►

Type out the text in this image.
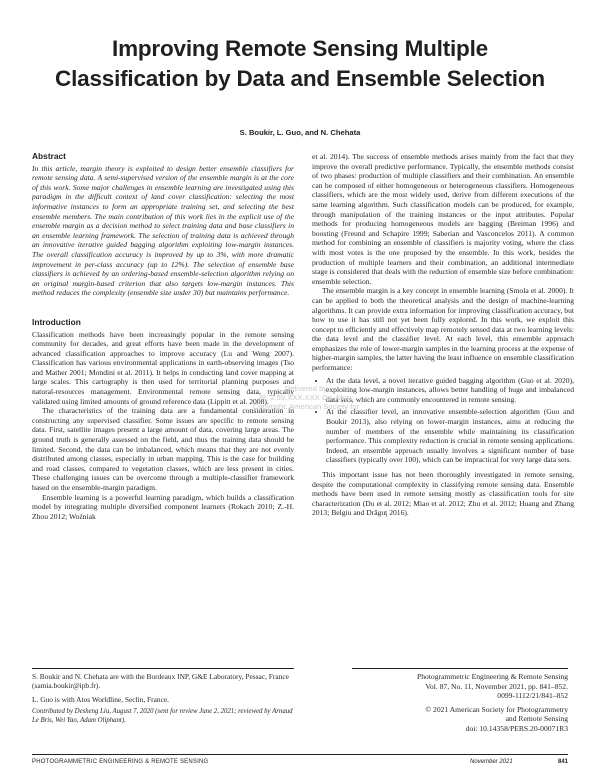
Improving Remote Sensing Multiple Classification by Data and Ensemble Selection
S. Boukir, L. Guo, and N. Chehata
Abstract

In this article, margin theory is exploited to design better ensemble classifiers for remote sensing data. A semi-supervised version of the ensemble margin is at the core of this work. Some major challenges in ensemble learning are investigated using this paradigm in the difficult context of land cover classification: selecting the most informative instances to form an appropriate training set, and selecting the best ensemble members. The main contribution of this work lies in the explicit use of the ensemble margin as a decision method to select training data and base classifiers in an ensemble learning framework. The selection of training data is achieved through an innovative iterative guided bagging algorithm exploiting low-margin instances. The overall classification accuracy is improved by up to 3%, with more dramatic improvement in per-class accuracy (up to 12%). The selection of ensemble base classifiers is achieved by an ordering-based ensemble-selection algorithm relying on an original margin-based criterion that also targets low-margin instances. This method reduces the complexity (ensemble size under 30) but maintains performance.

Introduction

Classification methods have been increasingly popular in the remote sensing community for decades, and great efforts have been made in the development of advanced classification approaches to improve accuracy (Lu and Weng 2007). Classification has various environmental applications in earth-observing images (Tso and Mather 2001; Mondini et al. 2011). It helps in conducting land cover mapping at large scales. This cartography is then used for territorial planning purposes and natural-resources management. Environmental remote sensing data, typically validated using limited amounts of ground reference data (Lippitt et al. 2008).

The characteristics of the training data are a fundamental consideration in constructing any supervised classifier. Some issues are specific to remote sensing data. First, satellite images present a large amount of data, covering large areas. The ground truth is generally assessed on the field, and thus the training data should be limited. Second, the data can be imbalanced, which means that they are not evenly distributed among classes, especially in urban mapping. This is the case for building and road classes, compared to vegetation classes, which are less present in cities. These challenging issues can be overcome through a multiple-classifier framework based on the ensemble-margin paradigm.

Ensemble learning is a powerful learning paradigm, which builds a classification model by integrating multiple diversified component learners (Rokach 2010; Z.-H. Zhou 2012; Woźniak

et al. 2014). The success of ensemble methods arises mainly from the fact that they improve the overall predictive performance. Typically, the ensemble methods consist of two phases: production of multiple classifiers and their combination. An ensemble can be composed of either homogeneous or heterogeneous classifiers. Homogeneous classifiers, which are the most widely used, derive from different executions of the same learning algorithm. Such classification models can be produced, for example, through manipulation of the training instances or the input attributes. Popular methods for producing homogeneous models are bagging (Breiman 1996) and boosting (Freund and Schapire 1999; Saberian and Vasconcelos 2011). A common method for combining an ensemble of classifiers is majority voting, where the class with most votes is the one proposed by the ensemble. In this work, besides the production of multiple learners and their combination, an additional intermediate stage is considered that deals with the reduction of ensemble size before combination: ensemble selection.

The ensemble margin is a key concept in ensemble learning (Smola et al. 2000). It can be applied to both the theoretical analysis and the design of machine-learning algorithms. It can provide extra information for improving classification accuracy, but how to use it has still not yet been fully explored. In this work, we exploit this concept to efficiently and effectively map remotely sensed data at two learning levels: the data level and the classifier level. At each level, this ensemble approach emphasizes the role of lower-margin samples in the learning process at the expense of higher-margin samples, the latter having the least influence on ensemble classification performance:

• At the data level, a novel iterative guided bagging algorithm (Guo et al. 2020), exploiting low-margin instances, allows better handling of huge and imbalanced data sets, which are commonly encountered in remote sensing.
• At the classifier level, an innovative ensemble-selection algorithm (Guo and Boukir 2013), also relying on lower-margin instances, aims at reducing the number of members of the ensemble while maintaining its classification performance. This complexity reduction is crucial in remote sensing applications. Indeed, an ensemble approach usually involves a significant number of base classifiers (typically over 100), which can be impractical for very large data sets.

This important issue has not been thoroughly investigated in remote sensing, despite the computational complexity in classifying remote sensing data. Ensemble methods have been used in remote sensing mostly as classification tools for site characterization (Du et al. 2012; Miao et al. 2012; Zhu et al. 2012; Huang and Zhang 2013; Belgiu and Drăguţ 2016).

Delivered by
IP: 2.59.XXX.XXX On: Mon,
Copyright: American Society for

S. Boukir and N. Chehata are with the Bordeaux INP, G&E Laboratory, Pessac, France (samia.boukir@ipb.fr).

L. Guo is with Atos Worldline, Seclin, France.

Contributed by Desheng Liu, August 7, 2020 (sent for review June 2, 2021; reviewed by Arnaud Le Bris, Wei Yao, Adam Oliphant).

Photogrammetric Engineering & Remote Sensing

Vol. 87, No. 11, November 2021, pp. 841–852.

0099-1112/21/841–852

© 2021 American Society for Photogrammetry

and Remote Sensing

doi: 10.14358/PERS.20-00071R3

PHOTOGRAMMETRIC ENGINEERING & REMOTE SENSING	November 2021	841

◄

- _Exercise prompt_:
Pick out all lines from the data above in which the word "Society" appears.

- _Completed task_:
Copyright: American Society for
© 2021 American Society for Photogrammetry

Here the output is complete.